• [TASK REQUIREMENTS]: Copy the records below exactly as they appear.

• [GIVEN RECORDS]:
►

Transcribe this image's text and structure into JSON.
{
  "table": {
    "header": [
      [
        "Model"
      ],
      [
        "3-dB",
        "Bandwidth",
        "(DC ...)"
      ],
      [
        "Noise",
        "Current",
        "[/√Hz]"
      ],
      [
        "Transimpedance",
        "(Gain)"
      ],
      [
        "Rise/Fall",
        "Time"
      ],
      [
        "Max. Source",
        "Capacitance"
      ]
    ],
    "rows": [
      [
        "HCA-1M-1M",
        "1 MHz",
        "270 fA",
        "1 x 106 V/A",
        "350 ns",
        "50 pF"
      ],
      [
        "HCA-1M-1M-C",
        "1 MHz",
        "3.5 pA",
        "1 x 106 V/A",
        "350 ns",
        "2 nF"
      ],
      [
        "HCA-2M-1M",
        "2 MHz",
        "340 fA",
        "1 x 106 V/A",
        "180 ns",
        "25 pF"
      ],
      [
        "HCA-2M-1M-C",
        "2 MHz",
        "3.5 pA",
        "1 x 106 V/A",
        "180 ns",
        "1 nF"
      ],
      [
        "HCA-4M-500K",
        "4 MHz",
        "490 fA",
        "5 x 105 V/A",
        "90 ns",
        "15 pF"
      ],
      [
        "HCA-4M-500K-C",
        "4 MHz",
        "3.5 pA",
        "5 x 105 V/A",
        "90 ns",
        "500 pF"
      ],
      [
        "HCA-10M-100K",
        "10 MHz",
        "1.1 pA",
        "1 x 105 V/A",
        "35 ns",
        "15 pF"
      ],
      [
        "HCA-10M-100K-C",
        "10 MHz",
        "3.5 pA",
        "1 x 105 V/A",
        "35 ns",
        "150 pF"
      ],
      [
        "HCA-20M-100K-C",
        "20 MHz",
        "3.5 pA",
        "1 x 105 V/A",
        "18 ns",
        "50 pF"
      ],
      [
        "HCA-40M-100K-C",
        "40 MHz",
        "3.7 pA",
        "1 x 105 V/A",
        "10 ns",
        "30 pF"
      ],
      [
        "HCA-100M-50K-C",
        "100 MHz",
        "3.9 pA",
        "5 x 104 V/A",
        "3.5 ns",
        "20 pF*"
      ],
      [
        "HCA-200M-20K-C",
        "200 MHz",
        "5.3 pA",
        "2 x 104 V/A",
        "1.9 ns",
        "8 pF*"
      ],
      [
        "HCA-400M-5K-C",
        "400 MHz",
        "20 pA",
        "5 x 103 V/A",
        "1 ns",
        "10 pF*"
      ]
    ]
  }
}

◄

• [WRITTEN RESPONSE]:
Transcribe this image's text and structure into JSON.
{
  "table": {
    "header": [
      [
        "Model"
      ],
      [
        "3-dB",
        "Bandwidth",
        "(DC ...)"
      ],
      [
        "Noise",
        "Current",
        "[/√Hz]"
      ],
      [
        "Transimpedance",
        "(Gain)"
      ],
      [
        "Rise/Fall",
        "Time"
      ],
      [
        "Max. Source",
        "Capacitance"
      ]
    ],
    "rows": [
      [
        "HCA-1M-1M",
        "1 MHz",
        "270 fA",
        "1 x 106 V/A",
        "350 ns",
        "50 pF"
      ],
      [
        "HCA-1M-1M-C",
        "1 MHz",
        "3.5 pA",
        "1 x 106 V/A",
        "350 ns",
        "2 nF"
      ],
      [
        "HCA-2M-1M",
        "2 MHz",
        "340 fA",
        "1 x 106 V/A",
        "180 ns",
        "25 pF"
      ],
      [
        "HCA-2M-1M-C",
        "2 MHz",
        "3.5 pA",
        "1 x 106 V/A",
        "180 ns",
        "1 nF"
      ],
      [
        "HCA-4M-500K",
        "4 MHz",
        "490 fA",
        "5 x 105 V/A",
        "90 ns",
        "15 pF"
      ],
      [
        "HCA-4M-500K-C",
        "4 MHz",
        "3.5 pA",
        "5 x 105 V/A",
        "90 ns",
        "500 pF"
      ],
      [
        "HCA-10M-100K",
        "10 MHz",
        "1.1 pA",
        "1 x 105 V/A",
        "35 ns",
        "15 pF"
      ],
      [
        "HCA-10M-100K-C",
        "10 MHz",
        "3.5 pA",
        "1 x 105 V/A",
        "35 ns",
        "150 pF"
      ],
      [
        "HCA-20M-100K-C",
        "20 MHz",
        "3.5 pA",
        "1 x 105 V/A",
        "18 ns",
        "50 pF"
      ],
      [
        "HCA-40M-100K-C",
        "40 MHz",
        "3.7 pA",
        "1 x 105 V/A",
        "10 ns",
        "30 pF"
      ],
      [
        "HCA-100M-50K-C",
        "100 MHz",
        "3.9 pA",
        "5 x 104 V/A",
        "3.5 ns",
        "20 pF*"
      ],
      [
        "HCA-200M-20K-C",
        "200 MHz",
        "5.3 pA",
        "2 x 104 V/A",
        "1.9 ns",
        "8 pF*"
      ],
      [
        "HCA-400M-5K-C",
        "400 MHz",
        "20 pA",
        "5 x 103 V/A",
        "1 ns",
        "10 pF*"
      ]
    ]
  }
}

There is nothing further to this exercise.